3. Set the router ID.	router-id router-id	N/A
4. (Optional.) Configure the OSPFv3 domain ID.	domain-id { domain-id [ secondary ] \| null }	The default domain ID is 0. Perform this configuration on the MCE. All OSPFv3 processes of the same VPN instance must be configured with the same OSPFv3 domain ID to ensure correct route advertisement.
5. Redistribute remote site routes advertised by the PE.	import-route protocol [ process-id \| all-processes \| allow-ibgp ] [ cost cost \| nssa-only \| route-policy route-policy-name \| tag tag \| type type ] *	By default, no routes are redistributed into OSPFv3.
6. Return to system view.	quit	N/A
7. Enter interface view.	interface interface-type interface-number	N/A
8. Enable OSPFv3 on the interface.	ospfv3 process-id area area-id [ instance instance-id ]	By default, OSPFv3 is disabled on an interface.

Configuring IPv6 IS-IS between an MCE and a VPN site

An IPv6 IS-IS process belongs to the public network or a single IPv6 VPN instance. If you create an IPv6 IS-IS process without binding it to an IPv6 VPN instance, the process belongs to the public network.

By configuring IPv6 IS-IS process-to-IPv6 VPN instance bindings on a MCE, you allow routes of different IPv6 VPNs to be exchanged between the MCE and the sites through different IPv6 IS-IS processes. This ensures the separation and security of IPv6 VPN routes. For more information about IPv6 IS-IS, see Layer 3—IP Routing Configuration Guide.

Problems to solve:
A - Echo the MCE configuration text between "3. Set the router" and "on an interface.", inclusive.
B - According to the MCE configuration text, which network does an IPv6 IS-IS process belong to if it is created without being bound to an IPv6 VPN instance?

[Records from a data source]
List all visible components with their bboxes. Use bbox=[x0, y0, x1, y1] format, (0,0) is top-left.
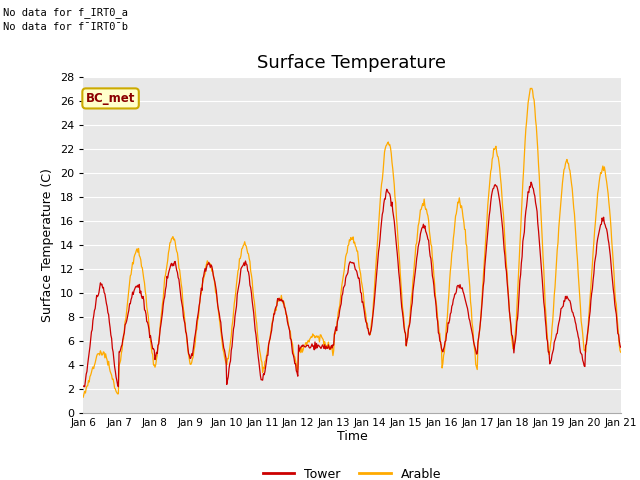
Y-axis label: Surface Temperature (C): Surface Temperature (C) bbox=[42, 168, 54, 322]
Text: No data for f_IRT0_a: No data for f_IRT0_a bbox=[3, 7, 128, 18]
X-axis label: Time: Time bbox=[337, 431, 367, 444]
Text: BC_met: BC_met bbox=[86, 92, 135, 105]
Text: No data for f¯IRT0¯b: No data for f¯IRT0¯b bbox=[3, 22, 128, 32]
Title: Surface Temperature: Surface Temperature bbox=[257, 54, 447, 72]
Legend: Tower, Arable: Tower, Arable bbox=[258, 463, 446, 480]
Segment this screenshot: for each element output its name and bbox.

Final answers:
A -
3. Set the router ID.	router-id router-id	N/A
4. (Optional.) Configure the OSPFv3 domain ID.	domain-id { domain-id [ secondary ] \| null }	The default domain ID is 0. Perform this configuration on the MCE. All OSPFv3 processes of the same VPN instance must be configured with the same OSPFv3 domain ID to ensure correct route advertisement.
5. Redistribute remote site routes advertised by the PE.	import-route protocol [ process-id \| all-processes \| allow-ibgp ] [ cost cost \| nssa-only \| route-policy route-policy-name \| tag tag \| type type ] *	By default, no routes are redistributed into OSPFv3.
6. Return to system view.	quit	N/A
7. Enter interface view.	interface interface-type interface-number	N/A
8. Enable OSPFv3 on the interface.	ospfv3 process-id area area-id [ instance instance-id ]	By default, OSPFv3 is disabled on an interface.

B - It belongs to the public network.